The exercise ->
Skip the pictures. Copy all the rest of the records down exactly.

Exercise material ->
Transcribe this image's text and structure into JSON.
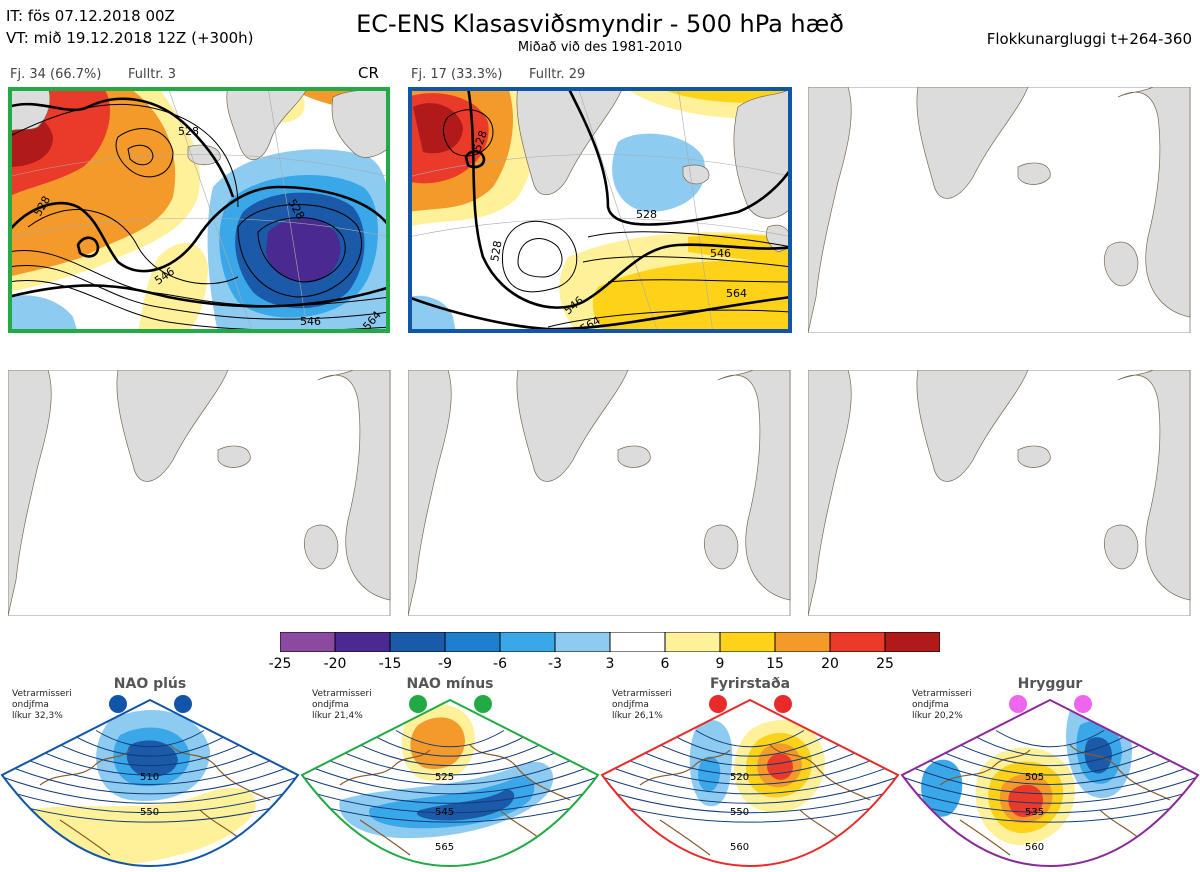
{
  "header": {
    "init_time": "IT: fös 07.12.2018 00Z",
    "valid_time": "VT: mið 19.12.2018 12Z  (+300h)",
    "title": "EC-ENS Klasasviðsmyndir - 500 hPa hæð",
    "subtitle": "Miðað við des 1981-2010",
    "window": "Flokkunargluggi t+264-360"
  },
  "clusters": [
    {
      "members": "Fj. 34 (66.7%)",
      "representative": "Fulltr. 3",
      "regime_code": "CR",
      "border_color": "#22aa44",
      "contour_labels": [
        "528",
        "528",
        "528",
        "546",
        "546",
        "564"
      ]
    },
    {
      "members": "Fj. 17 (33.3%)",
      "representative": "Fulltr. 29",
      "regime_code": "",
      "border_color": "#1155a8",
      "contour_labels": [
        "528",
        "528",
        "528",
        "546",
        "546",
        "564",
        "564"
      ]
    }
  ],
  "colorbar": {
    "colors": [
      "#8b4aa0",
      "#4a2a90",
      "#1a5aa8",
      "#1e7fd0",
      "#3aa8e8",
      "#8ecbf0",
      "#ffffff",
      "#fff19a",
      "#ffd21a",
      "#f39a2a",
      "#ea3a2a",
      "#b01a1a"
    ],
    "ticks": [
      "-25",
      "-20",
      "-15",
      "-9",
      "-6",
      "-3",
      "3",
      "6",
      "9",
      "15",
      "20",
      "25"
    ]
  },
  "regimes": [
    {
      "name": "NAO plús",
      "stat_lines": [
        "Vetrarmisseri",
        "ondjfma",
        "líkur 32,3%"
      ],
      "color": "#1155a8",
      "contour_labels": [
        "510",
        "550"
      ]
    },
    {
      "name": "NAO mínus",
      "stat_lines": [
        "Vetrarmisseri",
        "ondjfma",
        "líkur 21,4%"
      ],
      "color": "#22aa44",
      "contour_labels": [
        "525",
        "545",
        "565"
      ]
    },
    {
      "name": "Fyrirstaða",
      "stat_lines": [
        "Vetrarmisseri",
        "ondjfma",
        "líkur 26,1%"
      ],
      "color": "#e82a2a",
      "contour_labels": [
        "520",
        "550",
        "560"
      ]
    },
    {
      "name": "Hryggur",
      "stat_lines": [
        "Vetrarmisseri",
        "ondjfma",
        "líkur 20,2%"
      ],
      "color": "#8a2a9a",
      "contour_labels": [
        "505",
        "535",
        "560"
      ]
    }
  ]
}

Response for this exercise ->
Transcribe this image's text and structure into JSON.
{
  "header": {
    "init_time": "IT: fös 07.12.2018 00Z",
    "valid_time": "VT: mið 19.12.2018 12Z  (+300h)",
    "title": "EC-ENS Klasasviðsmyndir - 500 hPa hæð",
    "subtitle": "Miðað við des 1981-2010",
    "window": "Flokkunargluggi t+264-360"
  },
  "clusters": [
    {
      "members": "Fj. 34 (66.7%)",
      "representative": "Fulltr. 3",
      "regime_code": "CR",
      "border_color": "#22aa44",
      "contour_labels": [
        "528",
        "528",
        "528",
        "546",
        "546",
        "564"
      ]
    },
    {
      "members": "Fj. 17 (33.3%)",
      "representative": "Fulltr. 29",
      "regime_code": "",
      "border_color": "#1155a8",
      "contour_labels": [
        "528",
        "528",
        "528",
        "546",
        "546",
        "564",
        "564"
      ]
    }
  ],
  "colorbar": {
    "colors": [
      "#8b4aa0",
      "#4a2a90",
      "#1a5aa8",
      "#1e7fd0",
      "#3aa8e8",
      "#8ecbf0",
      "#ffffff",
      "#fff19a",
      "#ffd21a",
      "#f39a2a",
      "#ea3a2a",
      "#b01a1a"
    ],
    "ticks": [
      "-25",
      "-20",
      "-15",
      "-9",
      "-6",
      "-3",
      "3",
      "6",
      "9",
      "15",
      "20",
      "25"
    ]
  },
  "regimes": [
    {
      "name": "NAO plús",
      "stat_lines": [
        "Vetrarmisseri",
        "ondjfma",
        "líkur 32,3%"
      ],
      "color": "#1155a8",
      "contour_labels": [
        "510",
        "550"
      ]
    },
    {
      "name": "NAO mínus",
      "stat_lines": [
        "Vetrarmisseri",
        "ondjfma",
        "líkur 21,4%"
      ],
      "color": "#22aa44",
      "contour_labels": [
        "525",
        "545",
        "565"
      ]
    },
    {
      "name": "Fyrirstaða",
      "stat_lines": [
        "Vetrarmisseri",
        "ondjfma",
        "líkur 26,1%"
      ],
      "color": "#e82a2a",
      "contour_labels": [
        "520",
        "550",
        "560"
      ]
    },
    {
      "name": "Hryggur",
      "stat_lines": [
        "Vetrarmisseri",
        "ondjfma",
        "líkur 20,2%"
      ],
      "color": "#8a2a9a",
      "contour_labels": [
        "505",
        "535",
        "560"
      ]
    }
  ]
}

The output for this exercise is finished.